[Records from a collection]
>>

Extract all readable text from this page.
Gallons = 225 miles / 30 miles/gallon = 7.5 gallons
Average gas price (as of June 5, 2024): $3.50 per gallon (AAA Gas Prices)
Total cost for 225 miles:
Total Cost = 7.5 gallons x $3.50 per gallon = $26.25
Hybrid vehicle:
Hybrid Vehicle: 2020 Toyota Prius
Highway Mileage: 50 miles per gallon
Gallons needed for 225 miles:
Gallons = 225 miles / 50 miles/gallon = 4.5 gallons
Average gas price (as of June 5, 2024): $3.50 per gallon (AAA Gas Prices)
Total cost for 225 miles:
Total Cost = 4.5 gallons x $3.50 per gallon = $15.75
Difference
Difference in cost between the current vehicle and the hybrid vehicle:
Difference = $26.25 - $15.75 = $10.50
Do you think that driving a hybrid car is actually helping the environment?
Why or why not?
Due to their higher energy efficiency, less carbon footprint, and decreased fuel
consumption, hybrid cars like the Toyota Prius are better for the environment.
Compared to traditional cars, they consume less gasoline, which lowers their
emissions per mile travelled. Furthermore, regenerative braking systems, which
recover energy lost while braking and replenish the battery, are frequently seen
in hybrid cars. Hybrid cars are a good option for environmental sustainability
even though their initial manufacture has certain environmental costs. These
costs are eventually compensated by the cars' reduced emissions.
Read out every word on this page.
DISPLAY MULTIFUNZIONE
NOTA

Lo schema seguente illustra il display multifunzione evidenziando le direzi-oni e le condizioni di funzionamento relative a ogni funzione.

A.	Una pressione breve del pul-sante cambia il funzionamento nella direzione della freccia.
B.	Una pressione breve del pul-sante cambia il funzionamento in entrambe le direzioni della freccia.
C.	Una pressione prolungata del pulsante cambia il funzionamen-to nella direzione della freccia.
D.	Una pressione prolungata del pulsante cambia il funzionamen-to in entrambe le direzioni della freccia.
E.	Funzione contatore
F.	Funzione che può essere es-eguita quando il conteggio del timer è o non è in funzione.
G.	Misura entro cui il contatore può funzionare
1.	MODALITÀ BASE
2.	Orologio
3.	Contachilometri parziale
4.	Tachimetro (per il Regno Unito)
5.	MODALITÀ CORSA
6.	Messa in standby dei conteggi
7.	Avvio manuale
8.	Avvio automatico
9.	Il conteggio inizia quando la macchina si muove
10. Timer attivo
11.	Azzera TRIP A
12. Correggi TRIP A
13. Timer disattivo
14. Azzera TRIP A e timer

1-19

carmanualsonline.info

<<

Copy every line of the material, please, keeping it exactly the same.

Extract all readable text from this page.
Gallons = 225 miles / 30 miles/gallon = 7.5 gallons
Average gas price (as of June 5, 2024): $3.50 per gallon (AAA Gas Prices)
Total cost for 225 miles:
Total Cost = 7.5 gallons x $3.50 per gallon = $26.25
Hybrid vehicle:
Hybrid Vehicle: 2020 Toyota Prius
Highway Mileage: 50 miles per gallon
Gallons needed for 225 miles:
Gallons = 225 miles / 50 miles/gallon = 4.5 gallons
Average gas price (as of June 5, 2024): $3.50 per gallon (AAA Gas Prices)
Total cost for 225 miles:
Total Cost = 4.5 gallons x $3.50 per gallon = $15.75
Difference
Difference in cost between the current vehicle and the hybrid vehicle:
Difference = $26.25 - $15.75 = $10.50
Do you think that driving a hybrid car is actually helping the environment?
Why or why not?
Due to their higher energy efficiency, less carbon footprint, and decreased fuel
consumption, hybrid cars like the Toyota Prius are better for the environment.
Compared to traditional cars, they consume less gasoline, which lowers their
emissions per mile travelled. Furthermore, regenerative braking systems, which
recover energy lost while braking and replenish the battery, are frequently seen
in hybrid cars. Hybrid cars are a good option for environmental sustainability
even though their initial manufacture has certain environmental costs. These
costs are eventually compensated by the cars' reduced emissions.
Read out every word on this page.
DISPLAY MULTIFUNZIONE
NOTA

Lo schema seguente illustra il display multifunzione evidenziando le direzi-oni e le condizioni di funzionamento relative a ogni funzione.

A.	Una pressione breve del pul-sante cambia il funzionamento nella direzione della freccia.
B.	Una pressione breve del pul-sante cambia il funzionamento in entrambe le direzioni della freccia.
C.	Una pressione prolungata del pulsante cambia il funzionamen-to nella direzione della freccia.
D.	Una pressione prolungata del pulsante cambia il funzionamen-to in entrambe le direzioni della freccia.
E.	Funzione contatore
F.	Funzione che può essere es-eguita quando il conteggio del timer è o non è in funzione.
G.	Misura entro cui il contatore può funzionare
1.	MODALITÀ BASE
2.	Orologio
3.	Contachilometri parziale
4.	Tachimetro (per il Regno Unito)
5.	MODALITÀ CORSA
6.	Messa in standby dei conteggi
7.	Avvio manuale
8.	Avvio automatico
9.	Il conteggio inizia quando la macchina si muove
10. Timer attivo
11.	Azzera TRIP A
12. Correggi TRIP A
13. Timer disattivo
14. Azzera TRIP A e timer

1-19

carmanualsonline.info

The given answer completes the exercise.